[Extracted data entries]
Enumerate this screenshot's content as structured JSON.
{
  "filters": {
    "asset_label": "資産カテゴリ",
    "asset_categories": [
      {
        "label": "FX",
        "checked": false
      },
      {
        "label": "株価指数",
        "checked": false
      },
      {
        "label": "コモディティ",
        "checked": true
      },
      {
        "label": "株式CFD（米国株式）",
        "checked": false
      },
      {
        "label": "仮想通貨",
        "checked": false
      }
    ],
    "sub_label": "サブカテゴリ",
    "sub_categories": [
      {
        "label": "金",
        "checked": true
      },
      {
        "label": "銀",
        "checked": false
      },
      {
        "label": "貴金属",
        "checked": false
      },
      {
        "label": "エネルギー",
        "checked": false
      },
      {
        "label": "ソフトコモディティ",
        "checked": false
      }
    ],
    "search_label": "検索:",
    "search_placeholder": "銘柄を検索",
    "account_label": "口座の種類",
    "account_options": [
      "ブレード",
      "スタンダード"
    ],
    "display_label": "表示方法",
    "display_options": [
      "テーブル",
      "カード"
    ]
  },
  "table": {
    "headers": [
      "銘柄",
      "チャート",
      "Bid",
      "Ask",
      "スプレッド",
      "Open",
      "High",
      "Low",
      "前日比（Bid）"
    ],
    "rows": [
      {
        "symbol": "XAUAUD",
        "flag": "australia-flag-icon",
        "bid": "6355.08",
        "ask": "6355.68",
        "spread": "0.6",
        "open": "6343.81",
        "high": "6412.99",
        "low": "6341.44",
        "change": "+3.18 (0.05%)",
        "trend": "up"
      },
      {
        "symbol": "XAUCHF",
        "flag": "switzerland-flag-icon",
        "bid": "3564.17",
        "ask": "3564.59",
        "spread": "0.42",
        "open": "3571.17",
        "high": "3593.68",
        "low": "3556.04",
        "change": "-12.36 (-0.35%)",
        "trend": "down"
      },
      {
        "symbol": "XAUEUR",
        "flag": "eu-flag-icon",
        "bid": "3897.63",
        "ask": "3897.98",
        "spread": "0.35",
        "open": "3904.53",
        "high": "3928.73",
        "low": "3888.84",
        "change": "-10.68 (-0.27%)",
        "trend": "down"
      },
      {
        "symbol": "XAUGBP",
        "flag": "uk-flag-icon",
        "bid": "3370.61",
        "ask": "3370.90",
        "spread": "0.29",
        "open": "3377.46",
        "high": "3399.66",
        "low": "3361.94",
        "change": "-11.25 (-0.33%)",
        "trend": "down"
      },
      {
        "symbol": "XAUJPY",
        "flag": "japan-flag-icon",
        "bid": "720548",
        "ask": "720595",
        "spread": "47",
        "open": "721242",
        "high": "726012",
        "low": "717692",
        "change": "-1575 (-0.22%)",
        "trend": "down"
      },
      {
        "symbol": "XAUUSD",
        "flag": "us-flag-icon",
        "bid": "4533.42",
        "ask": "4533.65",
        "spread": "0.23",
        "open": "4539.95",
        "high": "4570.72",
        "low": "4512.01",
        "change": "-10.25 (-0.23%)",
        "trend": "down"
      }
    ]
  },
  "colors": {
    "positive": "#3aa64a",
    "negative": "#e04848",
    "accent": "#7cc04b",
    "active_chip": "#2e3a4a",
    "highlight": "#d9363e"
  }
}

### STATED GOAL
Please repeat the material above, word for word and in full.

### THE RESPONSE
Enumerate this screenshot's content as structured JSON.
{
  "filters": {
    "asset_label": "資産カテゴリ",
    "asset_categories": [
      {
        "label": "FX",
        "checked": false
      },
      {
        "label": "株価指数",
        "checked": false
      },
      {
        "label": "コモディティ",
        "checked": true
      },
      {
        "label": "株式CFD（米国株式）",
        "checked": false
      },
      {
        "label": "仮想通貨",
        "checked": false
      }
    ],
    "sub_label": "サブカテゴリ",
    "sub_categories": [
      {
        "label": "金",
        "checked": true
      },
      {
        "label": "銀",
        "checked": false
      },
      {
        "label": "貴金属",
        "checked": false
      },
      {
        "label": "エネルギー",
        "checked": false
      },
      {
        "label": "ソフトコモディティ",
        "checked": false
      }
    ],
    "search_label": "検索:",
    "search_placeholder": "銘柄を検索",
    "account_label": "口座の種類",
    "account_options": [
      "ブレード",
      "スタンダード"
    ],
    "display_label": "表示方法",
    "display_options": [
      "テーブル",
      "カード"
    ]
  },
  "table": {
    "headers": [
      "銘柄",
      "チャート",
      "Bid",
      "Ask",
      "スプレッド",
      "Open",
      "High",
      "Low",
      "前日比（Bid）"
    ],
    "rows": [
      {
        "symbol": "XAUAUD",
        "flag": "australia-flag-icon",
        "bid": "6355.08",
        "ask": "6355.68",
        "spread": "0.6",
        "open": "6343.81",
        "high": "6412.99",
        "low": "6341.44",
        "change": "+3.18 (0.05%)",
        "trend": "up"
      },
      {
        "symbol": "XAUCHF",
        "flag": "switzerland-flag-icon",
        "bid": "3564.17",
        "ask": "3564.59",
        "spread": "0.42",
        "open": "3571.17",
        "high": "3593.68",
        "low": "3556.04",
        "change": "-12.36 (-0.35%)",
        "trend": "down"
      },
      {
        "symbol": "XAUEUR",
        "flag": "eu-flag-icon",
        "bid": "3897.63",
        "ask": "3897.98",
        "spread": "0.35",
        "open": "3904.53",
        "high": "3928.73",
        "low": "3888.84",
        "change": "-10.68 (-0.27%)",
        "trend": "down"
      },
      {
        "symbol": "XAUGBP",
        "flag": "uk-flag-icon",
        "bid": "3370.61",
        "ask": "3370.90",
        "spread": "0.29",
        "open": "3377.46",
        "high": "3399.66",
        "low": "3361.94",
        "change": "-11.25 (-0.33%)",
        "trend": "down"
      },
      {
        "symbol": "XAUJPY",
        "flag": "japan-flag-icon",
        "bid": "720548",
        "ask": "720595",
        "spread": "47",
        "open": "721242",
        "high": "726012",
        "low": "717692",
        "change": "-1575 (-0.22%)",
        "trend": "down"
      },
      {
        "symbol": "XAUUSD",
        "flag": "us-flag-icon",
        "bid": "4533.42",
        "ask": "4533.65",
        "spread": "0.23",
        "open": "4539.95",
        "high": "4570.72",
        "low": "4512.01",
        "change": "-10.25 (-0.23%)",
        "trend": "down"
      }
    ]
  },
  "colors": {
    "positive": "#3aa64a",
    "negative": "#e04848",
    "accent": "#7cc04b",
    "active_chip": "#2e3a4a",
    "highlight": "#d9363e"
  }
}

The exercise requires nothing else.